=== Exercise task ===
Every entry should be repeated exactly. Omit the pictures.

Extracted data entries:

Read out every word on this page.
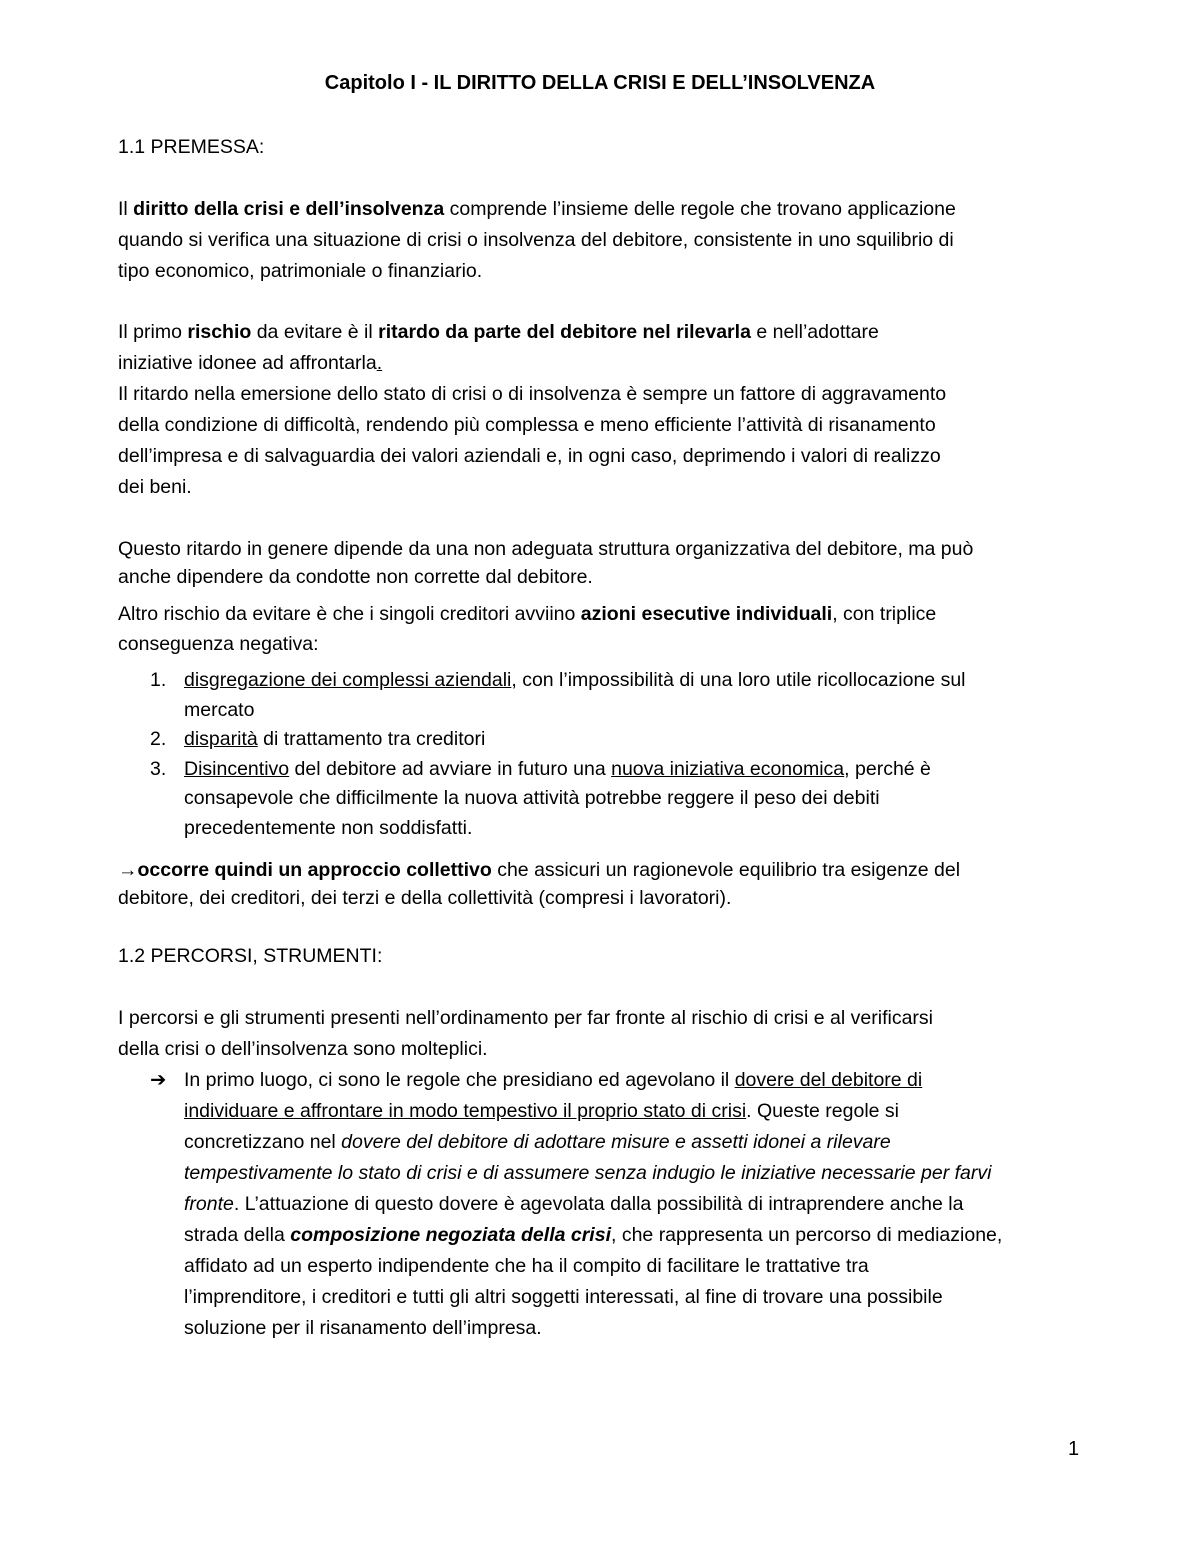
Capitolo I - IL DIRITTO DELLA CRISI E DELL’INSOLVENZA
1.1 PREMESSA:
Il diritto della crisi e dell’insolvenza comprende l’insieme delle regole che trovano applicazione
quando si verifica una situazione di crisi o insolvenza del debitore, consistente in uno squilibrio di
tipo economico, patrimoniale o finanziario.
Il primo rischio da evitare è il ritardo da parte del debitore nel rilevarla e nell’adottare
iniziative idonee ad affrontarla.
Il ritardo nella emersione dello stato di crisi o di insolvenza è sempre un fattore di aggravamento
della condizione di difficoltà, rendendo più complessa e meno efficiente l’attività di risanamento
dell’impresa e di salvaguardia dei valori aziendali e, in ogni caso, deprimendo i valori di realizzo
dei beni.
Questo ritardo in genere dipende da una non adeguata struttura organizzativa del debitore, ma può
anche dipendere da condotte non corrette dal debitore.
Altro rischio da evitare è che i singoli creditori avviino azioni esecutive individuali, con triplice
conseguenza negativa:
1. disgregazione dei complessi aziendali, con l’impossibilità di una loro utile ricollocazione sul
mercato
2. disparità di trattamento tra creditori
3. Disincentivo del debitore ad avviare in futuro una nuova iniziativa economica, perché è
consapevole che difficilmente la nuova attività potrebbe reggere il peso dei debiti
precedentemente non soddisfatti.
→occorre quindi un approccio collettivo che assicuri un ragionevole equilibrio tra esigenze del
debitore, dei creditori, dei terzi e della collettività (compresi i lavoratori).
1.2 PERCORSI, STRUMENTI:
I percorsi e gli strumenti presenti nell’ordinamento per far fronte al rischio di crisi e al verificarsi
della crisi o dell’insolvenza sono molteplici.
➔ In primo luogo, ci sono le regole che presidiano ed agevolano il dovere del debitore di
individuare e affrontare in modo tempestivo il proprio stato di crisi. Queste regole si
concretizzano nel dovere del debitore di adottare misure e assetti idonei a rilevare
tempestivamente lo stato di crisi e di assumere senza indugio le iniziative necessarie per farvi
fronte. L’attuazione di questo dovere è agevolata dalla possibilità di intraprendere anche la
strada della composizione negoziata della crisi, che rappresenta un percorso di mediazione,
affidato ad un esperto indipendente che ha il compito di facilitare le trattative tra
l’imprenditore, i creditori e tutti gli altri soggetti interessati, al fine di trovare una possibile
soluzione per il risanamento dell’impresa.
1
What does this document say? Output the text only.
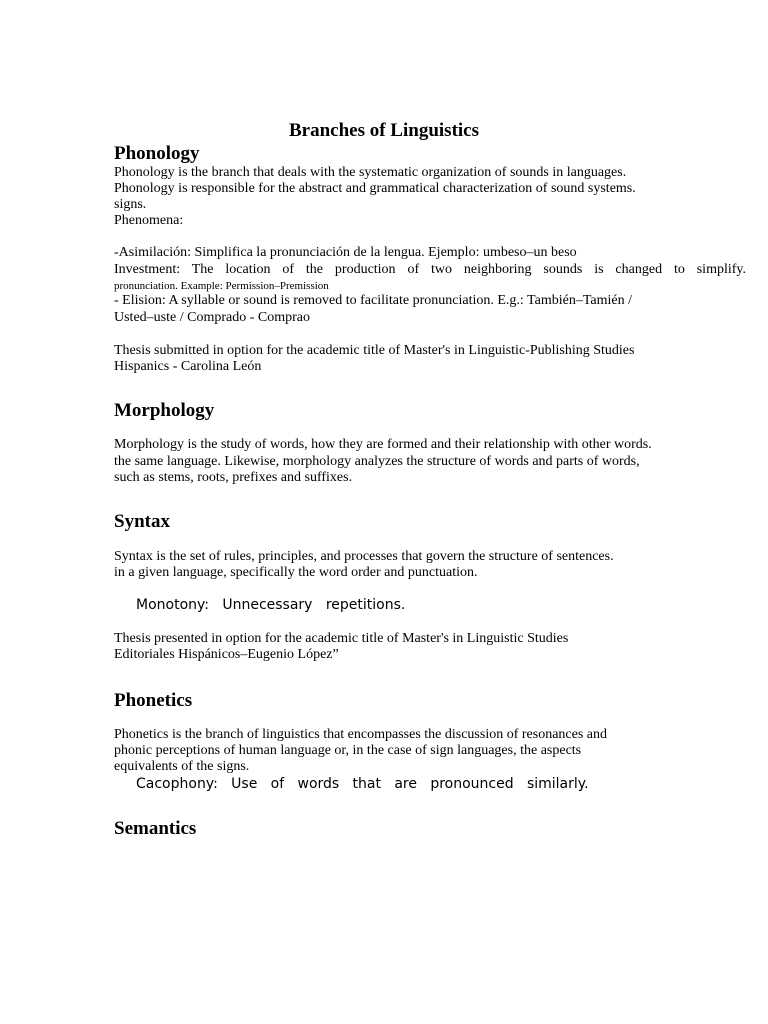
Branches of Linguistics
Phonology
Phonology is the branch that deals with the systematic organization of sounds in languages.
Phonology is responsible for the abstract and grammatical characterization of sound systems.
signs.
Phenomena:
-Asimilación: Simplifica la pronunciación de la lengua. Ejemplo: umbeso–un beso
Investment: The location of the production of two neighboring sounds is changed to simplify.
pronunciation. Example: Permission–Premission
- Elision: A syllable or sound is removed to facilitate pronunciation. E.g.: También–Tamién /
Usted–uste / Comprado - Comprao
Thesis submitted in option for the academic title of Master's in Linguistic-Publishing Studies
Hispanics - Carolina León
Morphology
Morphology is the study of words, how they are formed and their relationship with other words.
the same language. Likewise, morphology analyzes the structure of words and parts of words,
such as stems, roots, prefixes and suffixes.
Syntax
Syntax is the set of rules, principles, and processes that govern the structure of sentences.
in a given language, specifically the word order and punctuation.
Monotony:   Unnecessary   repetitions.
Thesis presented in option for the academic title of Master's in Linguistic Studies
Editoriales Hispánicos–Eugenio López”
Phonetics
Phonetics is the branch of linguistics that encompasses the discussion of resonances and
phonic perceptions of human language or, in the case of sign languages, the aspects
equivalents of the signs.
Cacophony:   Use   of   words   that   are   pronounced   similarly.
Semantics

=== Solution to the problem ===
Read out every word on this page.
Capitolo I - IL DIRITTO DELLA CRISI E DELL’INSOLVENZA
1.1 PREMESSA:
Il diritto della crisi e dell’insolvenza comprende l’insieme delle regole che trovano applicazione
quando si verifica una situazione di crisi o insolvenza del debitore, consistente in uno squilibrio di
tipo economico, patrimoniale o finanziario.
Il primo rischio da evitare è il ritardo da parte del debitore nel rilevarla e nell’adottare
iniziative idonee ad affrontarla.
Il ritardo nella emersione dello stato di crisi o di insolvenza è sempre un fattore di aggravamento
della condizione di difficoltà, rendendo più complessa e meno efficiente l’attività di risanamento
dell’impresa e di salvaguardia dei valori aziendali e, in ogni caso, deprimendo i valori di realizzo
dei beni.
Questo ritardo in genere dipende da una non adeguata struttura organizzativa del debitore, ma può
anche dipendere da condotte non corrette dal debitore.
Altro rischio da evitare è che i singoli creditori avviino azioni esecutive individuali, con triplice
conseguenza negativa:
1. disgregazione dei complessi aziendali, con l’impossibilità di una loro utile ricollocazione sul
mercato
2. disparità di trattamento tra creditori
3. Disincentivo del debitore ad avviare in futuro una nuova iniziativa economica, perché è
consapevole che difficilmente la nuova attività potrebbe reggere il peso dei debiti
precedentemente non soddisfatti.
→occorre quindi un approccio collettivo che assicuri un ragionevole equilibrio tra esigenze del
debitore, dei creditori, dei terzi e della collettività (compresi i lavoratori).
1.2 PERCORSI, STRUMENTI:
I percorsi e gli strumenti presenti nell’ordinamento per far fronte al rischio di crisi e al verificarsi
della crisi o dell’insolvenza sono molteplici.
➔ In primo luogo, ci sono le regole che presidiano ed agevolano il dovere del debitore di
individuare e affrontare in modo tempestivo il proprio stato di crisi. Queste regole si
concretizzano nel dovere del debitore di adottare misure e assetti idonei a rilevare
tempestivamente lo stato di crisi e di assumere senza indugio le iniziative necessarie per farvi
fronte. L’attuazione di questo dovere è agevolata dalla possibilità di intraprendere anche la
strada della composizione negoziata della crisi, che rappresenta un percorso di mediazione,
affidato ad un esperto indipendente che ha il compito di facilitare le trattative tra
l’imprenditore, i creditori e tutti gli altri soggetti interessati, al fine di trovare una possibile
soluzione per il risanamento dell’impresa.
1
What does this document say? Output the text only.
Branches of Linguistics
Phonology
Phonology is the branch that deals with the systematic organization of sounds in languages.
Phonology is responsible for the abstract and grammatical characterization of sound systems.
signs.
Phenomena:
-Asimilación: Simplifica la pronunciación de la lengua. Ejemplo: umbeso–un beso
Investment: The location of the production of two neighboring sounds is changed to simplify.
pronunciation. Example: Permission–Premission
- Elision: A syllable or sound is removed to facilitate pronunciation. E.g.: También–Tamién /
Usted–uste / Comprado - Comprao
Thesis submitted in option for the academic title of Master's in Linguistic-Publishing Studies
Hispanics - Carolina León
Morphology
Morphology is the study of words, how they are formed and their relationship with other words.
the same language. Likewise, morphology analyzes the structure of words and parts of words,
such as stems, roots, prefixes and suffixes.
Syntax
Syntax is the set of rules, principles, and processes that govern the structure of sentences.
in a given language, specifically the word order and punctuation.
Monotony:   Unnecessary   repetitions.
Thesis presented in option for the academic title of Master's in Linguistic Studies
Editoriales Hispánicos–Eugenio López”
Phonetics
Phonetics is the branch of linguistics that encompasses the discussion of resonances and
phonic perceptions of human language or, in the case of sign languages, the aspects
equivalents of the signs.
Cacophony:   Use   of   words   that   are   pronounced   similarly.
Semantics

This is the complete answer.